#### [Records to use]
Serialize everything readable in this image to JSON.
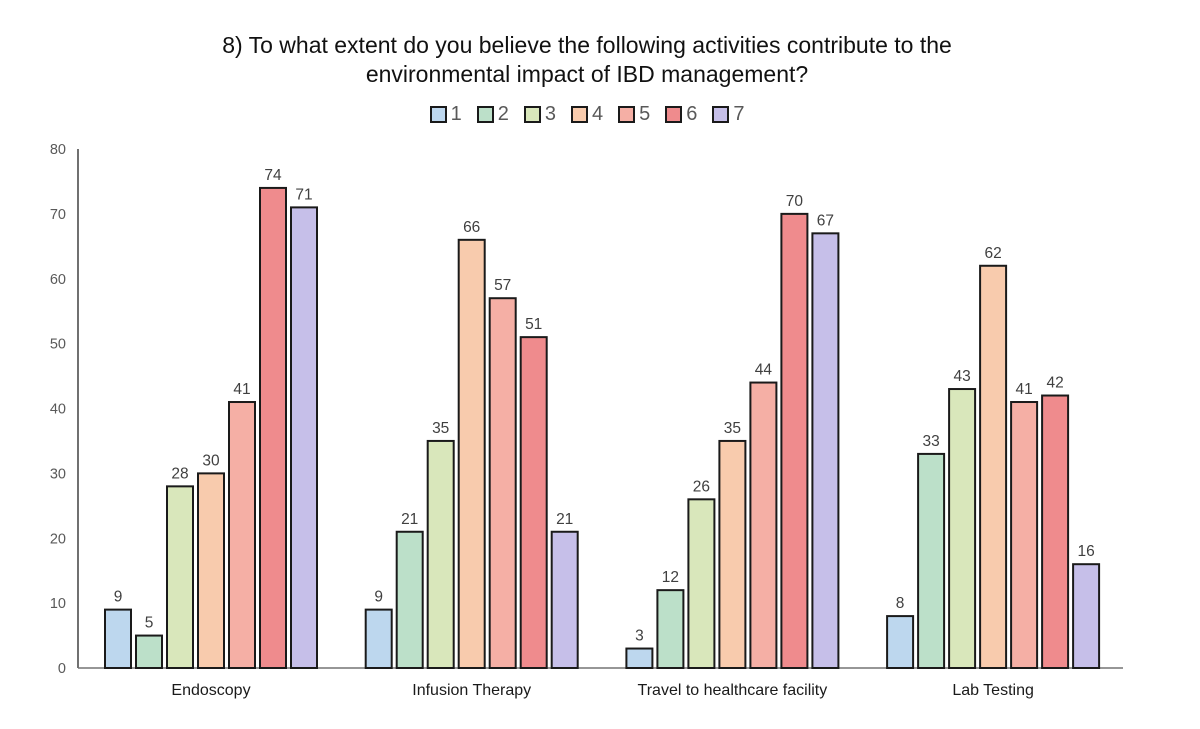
{
  "chart_data": {
    "type": "bar",
    "title": "8) To what extent do you believe the following activities contribute to the environmental impact of IBD management?",
    "categories": [
      "Endoscopy",
      "Infusion Therapy",
      "Travel to healthcare facility",
      "Lab Testing"
    ],
    "series": [
      {
        "name": "1",
        "color": "#BDD7EE",
        "values": [
          9,
          9,
          3,
          8
        ]
      },
      {
        "name": "2",
        "color": "#BCE0C9",
        "values": [
          5,
          21,
          12,
          33
        ]
      },
      {
        "name": "3",
        "color": "#D9E7BB",
        "values": [
          28,
          35,
          26,
          43
        ]
      },
      {
        "name": "4",
        "color": "#F8CBAD",
        "values": [
          30,
          66,
          35,
          62
        ]
      },
      {
        "name": "5",
        "color": "#F5AFA5",
        "values": [
          41,
          57,
          44,
          41
        ]
      },
      {
        "name": "6",
        "color": "#EF8B8D",
        "values": [
          74,
          51,
          70,
          42
        ]
      },
      {
        "name": "7",
        "color": "#C6BFE9",
        "values": [
          71,
          21,
          67,
          16
        ]
      }
    ],
    "xlabel": "",
    "ylabel": "",
    "ylim": [
      0,
      80
    ],
    "yticks": [
      0,
      10,
      20,
      30,
      40,
      50,
      60,
      70,
      80
    ],
    "grid": false,
    "legend_position": "top",
    "value_labels_shown": true,
    "colors": {
      "bar_border": "#1a1a1a",
      "y_axis": "#4d4d4d",
      "x_axis": "#737373",
      "tick_label": "#595959",
      "value_label": "#404040",
      "category_label": "#1a1a1a",
      "title": "#111111",
      "background": "#ffffff"
    }
  }
}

#### [Objective]
Scan the records above for the string "name", then report every line that contains it.

#### [Task output]
        "name": "1",
        "name": "2",
        "name": "3",
        "name": "4",
        "name": "5",
        "name": "6",
        "name": "7",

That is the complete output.